What needs to be done
Collect every line from the items below that contains the string "price".

Material provided
====================

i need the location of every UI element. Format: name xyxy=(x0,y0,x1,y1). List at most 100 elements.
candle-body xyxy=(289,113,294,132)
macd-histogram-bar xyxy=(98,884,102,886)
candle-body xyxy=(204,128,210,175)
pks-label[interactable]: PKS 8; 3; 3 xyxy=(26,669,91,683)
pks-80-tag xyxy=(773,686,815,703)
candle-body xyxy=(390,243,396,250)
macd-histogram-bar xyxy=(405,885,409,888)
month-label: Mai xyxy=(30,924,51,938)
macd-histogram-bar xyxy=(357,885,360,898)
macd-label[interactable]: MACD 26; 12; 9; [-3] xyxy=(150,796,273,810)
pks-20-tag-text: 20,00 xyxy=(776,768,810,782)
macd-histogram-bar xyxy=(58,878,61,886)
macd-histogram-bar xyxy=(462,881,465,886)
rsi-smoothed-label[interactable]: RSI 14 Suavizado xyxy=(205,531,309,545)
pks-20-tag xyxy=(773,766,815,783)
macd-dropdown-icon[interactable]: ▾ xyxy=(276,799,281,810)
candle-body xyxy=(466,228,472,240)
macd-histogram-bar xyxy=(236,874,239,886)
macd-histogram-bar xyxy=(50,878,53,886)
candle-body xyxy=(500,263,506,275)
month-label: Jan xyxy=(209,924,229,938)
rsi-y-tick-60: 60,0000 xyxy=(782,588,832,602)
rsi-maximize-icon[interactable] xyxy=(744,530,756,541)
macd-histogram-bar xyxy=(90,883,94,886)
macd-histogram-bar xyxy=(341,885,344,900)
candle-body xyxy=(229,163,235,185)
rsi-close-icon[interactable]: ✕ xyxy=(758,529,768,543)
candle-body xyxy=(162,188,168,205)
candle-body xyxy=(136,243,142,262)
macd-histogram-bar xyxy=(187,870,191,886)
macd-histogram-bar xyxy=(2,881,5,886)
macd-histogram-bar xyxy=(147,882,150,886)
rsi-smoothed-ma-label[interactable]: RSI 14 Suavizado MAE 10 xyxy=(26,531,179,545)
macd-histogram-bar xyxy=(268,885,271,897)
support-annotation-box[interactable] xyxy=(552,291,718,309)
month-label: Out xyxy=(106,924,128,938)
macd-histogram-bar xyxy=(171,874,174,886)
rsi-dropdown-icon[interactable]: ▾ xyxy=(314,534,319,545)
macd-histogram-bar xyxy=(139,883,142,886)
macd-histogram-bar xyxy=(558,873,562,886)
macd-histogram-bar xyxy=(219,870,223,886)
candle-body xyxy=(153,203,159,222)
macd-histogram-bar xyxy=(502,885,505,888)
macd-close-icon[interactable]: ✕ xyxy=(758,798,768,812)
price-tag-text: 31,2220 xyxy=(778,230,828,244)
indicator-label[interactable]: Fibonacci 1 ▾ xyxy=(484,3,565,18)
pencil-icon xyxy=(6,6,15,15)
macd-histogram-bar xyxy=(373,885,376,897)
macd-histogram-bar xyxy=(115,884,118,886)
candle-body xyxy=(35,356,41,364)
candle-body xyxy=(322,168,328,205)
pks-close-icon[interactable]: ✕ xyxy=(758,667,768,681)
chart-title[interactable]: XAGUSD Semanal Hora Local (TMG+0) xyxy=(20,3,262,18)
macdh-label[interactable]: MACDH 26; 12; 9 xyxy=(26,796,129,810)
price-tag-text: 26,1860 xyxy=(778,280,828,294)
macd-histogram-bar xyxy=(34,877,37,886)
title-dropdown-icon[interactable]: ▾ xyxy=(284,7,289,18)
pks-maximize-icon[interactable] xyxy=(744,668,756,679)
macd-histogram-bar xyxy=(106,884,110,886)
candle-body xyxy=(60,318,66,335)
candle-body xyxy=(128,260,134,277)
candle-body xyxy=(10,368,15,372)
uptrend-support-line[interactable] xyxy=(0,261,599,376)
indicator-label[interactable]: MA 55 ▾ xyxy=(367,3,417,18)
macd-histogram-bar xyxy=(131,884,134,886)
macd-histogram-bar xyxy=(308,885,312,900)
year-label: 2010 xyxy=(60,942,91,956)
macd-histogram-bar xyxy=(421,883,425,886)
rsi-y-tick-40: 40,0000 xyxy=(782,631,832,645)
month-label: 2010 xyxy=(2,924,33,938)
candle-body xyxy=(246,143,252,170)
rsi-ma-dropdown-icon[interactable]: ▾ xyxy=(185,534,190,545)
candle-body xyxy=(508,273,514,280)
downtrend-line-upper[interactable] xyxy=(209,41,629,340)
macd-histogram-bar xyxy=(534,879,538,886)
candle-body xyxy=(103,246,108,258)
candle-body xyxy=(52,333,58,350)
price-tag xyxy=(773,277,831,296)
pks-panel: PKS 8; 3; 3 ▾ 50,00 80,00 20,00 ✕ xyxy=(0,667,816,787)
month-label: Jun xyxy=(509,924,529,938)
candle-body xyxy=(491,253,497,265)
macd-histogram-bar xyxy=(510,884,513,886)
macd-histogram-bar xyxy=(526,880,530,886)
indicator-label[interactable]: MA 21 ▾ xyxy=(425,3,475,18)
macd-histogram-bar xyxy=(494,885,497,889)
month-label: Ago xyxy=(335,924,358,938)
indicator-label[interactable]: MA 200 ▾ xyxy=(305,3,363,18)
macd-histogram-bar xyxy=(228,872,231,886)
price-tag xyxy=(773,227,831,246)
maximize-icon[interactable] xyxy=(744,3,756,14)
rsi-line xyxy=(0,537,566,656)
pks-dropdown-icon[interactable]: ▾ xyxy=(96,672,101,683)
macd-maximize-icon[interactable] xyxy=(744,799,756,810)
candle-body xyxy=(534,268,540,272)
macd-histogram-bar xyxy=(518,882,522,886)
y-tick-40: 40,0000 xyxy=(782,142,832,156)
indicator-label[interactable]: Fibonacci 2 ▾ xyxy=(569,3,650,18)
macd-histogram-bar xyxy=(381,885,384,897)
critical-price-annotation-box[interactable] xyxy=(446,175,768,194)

====================

The output
price-tag-text: 31,2220 xyxy=(778,230,828,244)
price-tag-text: 26,1860 xyxy=(778,280,828,294)
price-tag xyxy=(773,277,831,296)
price-tag xyxy=(773,227,831,246)
critical-price-annotation-box[interactable] xyxy=(446,175,768,194)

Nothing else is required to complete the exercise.